(Dataset entries on figures)
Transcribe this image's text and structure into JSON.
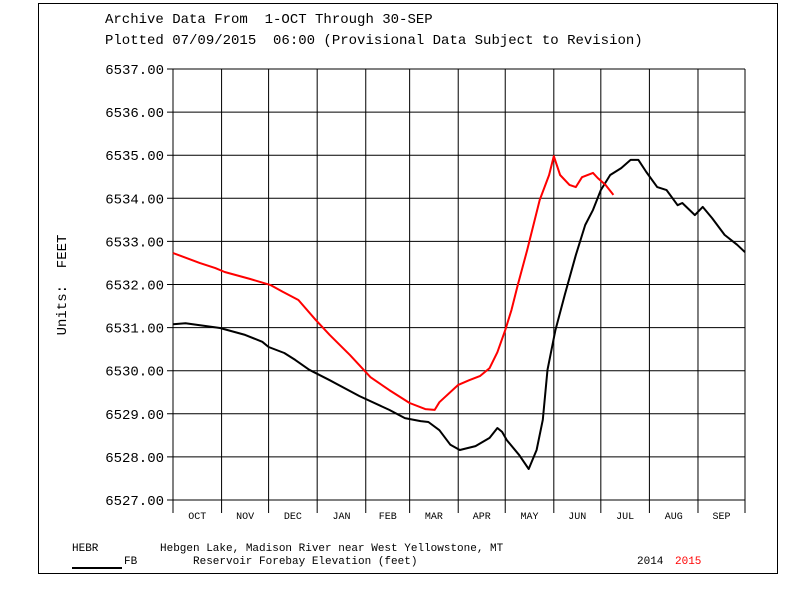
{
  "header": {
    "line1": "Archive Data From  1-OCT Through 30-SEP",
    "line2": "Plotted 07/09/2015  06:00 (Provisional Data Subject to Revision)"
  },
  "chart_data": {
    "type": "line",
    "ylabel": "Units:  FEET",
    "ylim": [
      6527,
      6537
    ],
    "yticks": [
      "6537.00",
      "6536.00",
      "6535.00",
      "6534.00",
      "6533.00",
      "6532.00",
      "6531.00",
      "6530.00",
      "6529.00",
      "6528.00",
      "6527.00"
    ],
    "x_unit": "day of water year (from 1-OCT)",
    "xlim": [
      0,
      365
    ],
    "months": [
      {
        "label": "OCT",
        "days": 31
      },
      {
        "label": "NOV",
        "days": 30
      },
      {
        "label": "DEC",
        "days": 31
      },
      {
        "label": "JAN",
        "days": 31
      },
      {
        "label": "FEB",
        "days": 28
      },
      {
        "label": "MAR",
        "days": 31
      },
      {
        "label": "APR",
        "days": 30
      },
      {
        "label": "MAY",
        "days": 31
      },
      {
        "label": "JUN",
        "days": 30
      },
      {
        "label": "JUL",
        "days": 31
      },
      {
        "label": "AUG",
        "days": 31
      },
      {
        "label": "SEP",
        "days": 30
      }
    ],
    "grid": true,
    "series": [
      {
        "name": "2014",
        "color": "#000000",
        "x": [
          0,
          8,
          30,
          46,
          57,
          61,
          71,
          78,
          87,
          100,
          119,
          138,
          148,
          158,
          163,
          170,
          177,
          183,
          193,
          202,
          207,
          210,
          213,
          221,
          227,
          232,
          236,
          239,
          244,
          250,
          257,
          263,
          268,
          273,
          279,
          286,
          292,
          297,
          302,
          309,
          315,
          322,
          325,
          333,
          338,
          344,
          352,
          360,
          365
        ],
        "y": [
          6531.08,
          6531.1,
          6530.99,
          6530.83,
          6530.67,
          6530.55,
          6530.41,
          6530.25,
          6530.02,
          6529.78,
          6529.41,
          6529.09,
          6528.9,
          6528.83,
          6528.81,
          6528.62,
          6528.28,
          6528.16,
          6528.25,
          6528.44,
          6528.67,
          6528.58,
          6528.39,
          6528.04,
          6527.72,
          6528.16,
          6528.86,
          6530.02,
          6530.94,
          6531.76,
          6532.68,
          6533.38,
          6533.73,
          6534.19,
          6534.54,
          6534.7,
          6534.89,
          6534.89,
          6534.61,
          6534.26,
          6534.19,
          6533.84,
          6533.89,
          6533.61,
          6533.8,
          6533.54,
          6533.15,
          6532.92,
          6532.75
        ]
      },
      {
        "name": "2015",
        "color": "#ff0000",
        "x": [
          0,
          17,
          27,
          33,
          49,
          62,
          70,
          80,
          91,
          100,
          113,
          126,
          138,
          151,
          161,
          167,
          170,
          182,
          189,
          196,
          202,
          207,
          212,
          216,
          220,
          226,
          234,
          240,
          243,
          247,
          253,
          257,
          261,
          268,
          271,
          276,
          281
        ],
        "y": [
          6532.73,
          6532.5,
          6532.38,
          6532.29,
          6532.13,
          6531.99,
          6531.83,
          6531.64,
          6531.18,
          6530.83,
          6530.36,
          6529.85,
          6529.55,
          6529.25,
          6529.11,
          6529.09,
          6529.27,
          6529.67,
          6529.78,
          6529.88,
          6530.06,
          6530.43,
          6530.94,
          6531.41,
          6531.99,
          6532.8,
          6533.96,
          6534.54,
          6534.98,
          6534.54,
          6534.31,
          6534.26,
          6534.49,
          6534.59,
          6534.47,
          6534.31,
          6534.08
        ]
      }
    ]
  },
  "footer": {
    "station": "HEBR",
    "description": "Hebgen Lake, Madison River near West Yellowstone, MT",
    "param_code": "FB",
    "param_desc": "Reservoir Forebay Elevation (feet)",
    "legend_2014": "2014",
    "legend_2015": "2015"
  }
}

» Given exercise
Reproduce the entries above word for word. Pictures stay out.

» Exercise result
Transcribe this image's text and structure into JSON.
{
  "header": {
    "line1": "Archive Data From  1-OCT Through 30-SEP",
    "line2": "Plotted 07/09/2015  06:00 (Provisional Data Subject to Revision)"
  },
  "chart_data": {
    "type": "line",
    "ylabel": "Units:  FEET",
    "ylim": [
      6527,
      6537
    ],
    "yticks": [
      "6537.00",
      "6536.00",
      "6535.00",
      "6534.00",
      "6533.00",
      "6532.00",
      "6531.00",
      "6530.00",
      "6529.00",
      "6528.00",
      "6527.00"
    ],
    "x_unit": "day of water year (from 1-OCT)",
    "xlim": [
      0,
      365
    ],
    "months": [
      {
        "label": "OCT",
        "days": 31
      },
      {
        "label": "NOV",
        "days": 30
      },
      {
        "label": "DEC",
        "days": 31
      },
      {
        "label": "JAN",
        "days": 31
      },
      {
        "label": "FEB",
        "days": 28
      },
      {
        "label": "MAR",
        "days": 31
      },
      {
        "label": "APR",
        "days": 30
      },
      {
        "label": "MAY",
        "days": 31
      },
      {
        "label": "JUN",
        "days": 30
      },
      {
        "label": "JUL",
        "days": 31
      },
      {
        "label": "AUG",
        "days": 31
      },
      {
        "label": "SEP",
        "days": 30
      }
    ],
    "grid": true,
    "series": [
      {
        "name": "2014",
        "color": "#000000",
        "x": [
          0,
          8,
          30,
          46,
          57,
          61,
          71,
          78,
          87,
          100,
          119,
          138,
          148,
          158,
          163,
          170,
          177,
          183,
          193,
          202,
          207,
          210,
          213,
          221,
          227,
          232,
          236,
          239,
          244,
          250,
          257,
          263,
          268,
          273,
          279,
          286,
          292,
          297,
          302,
          309,
          315,
          322,
          325,
          333,
          338,
          344,
          352,
          360,
          365
        ],
        "y": [
          6531.08,
          6531.1,
          6530.99,
          6530.83,
          6530.67,
          6530.55,
          6530.41,
          6530.25,
          6530.02,
          6529.78,
          6529.41,
          6529.09,
          6528.9,
          6528.83,
          6528.81,
          6528.62,
          6528.28,
          6528.16,
          6528.25,
          6528.44,
          6528.67,
          6528.58,
          6528.39,
          6528.04,
          6527.72,
          6528.16,
          6528.86,
          6530.02,
          6530.94,
          6531.76,
          6532.68,
          6533.38,
          6533.73,
          6534.19,
          6534.54,
          6534.7,
          6534.89,
          6534.89,
          6534.61,
          6534.26,
          6534.19,
          6533.84,
          6533.89,
          6533.61,
          6533.8,
          6533.54,
          6533.15,
          6532.92,
          6532.75
        ]
      },
      {
        "name": "2015",
        "color": "#ff0000",
        "x": [
          0,
          17,
          27,
          33,
          49,
          62,
          70,
          80,
          91,
          100,
          113,
          126,
          138,
          151,
          161,
          167,
          170,
          182,
          189,
          196,
          202,
          207,
          212,
          216,
          220,
          226,
          234,
          240,
          243,
          247,
          253,
          257,
          261,
          268,
          271,
          276,
          281
        ],
        "y": [
          6532.73,
          6532.5,
          6532.38,
          6532.29,
          6532.13,
          6531.99,
          6531.83,
          6531.64,
          6531.18,
          6530.83,
          6530.36,
          6529.85,
          6529.55,
          6529.25,
          6529.11,
          6529.09,
          6529.27,
          6529.67,
          6529.78,
          6529.88,
          6530.06,
          6530.43,
          6530.94,
          6531.41,
          6531.99,
          6532.8,
          6533.96,
          6534.54,
          6534.98,
          6534.54,
          6534.31,
          6534.26,
          6534.49,
          6534.59,
          6534.47,
          6534.31,
          6534.08
        ]
      }
    ]
  },
  "footer": {
    "station": "HEBR",
    "description": "Hebgen Lake, Madison River near West Yellowstone, MT",
    "param_code": "FB",
    "param_desc": "Reservoir Forebay Elevation (feet)",
    "legend_2014": "2014",
    "legend_2015": "2015"
  }
}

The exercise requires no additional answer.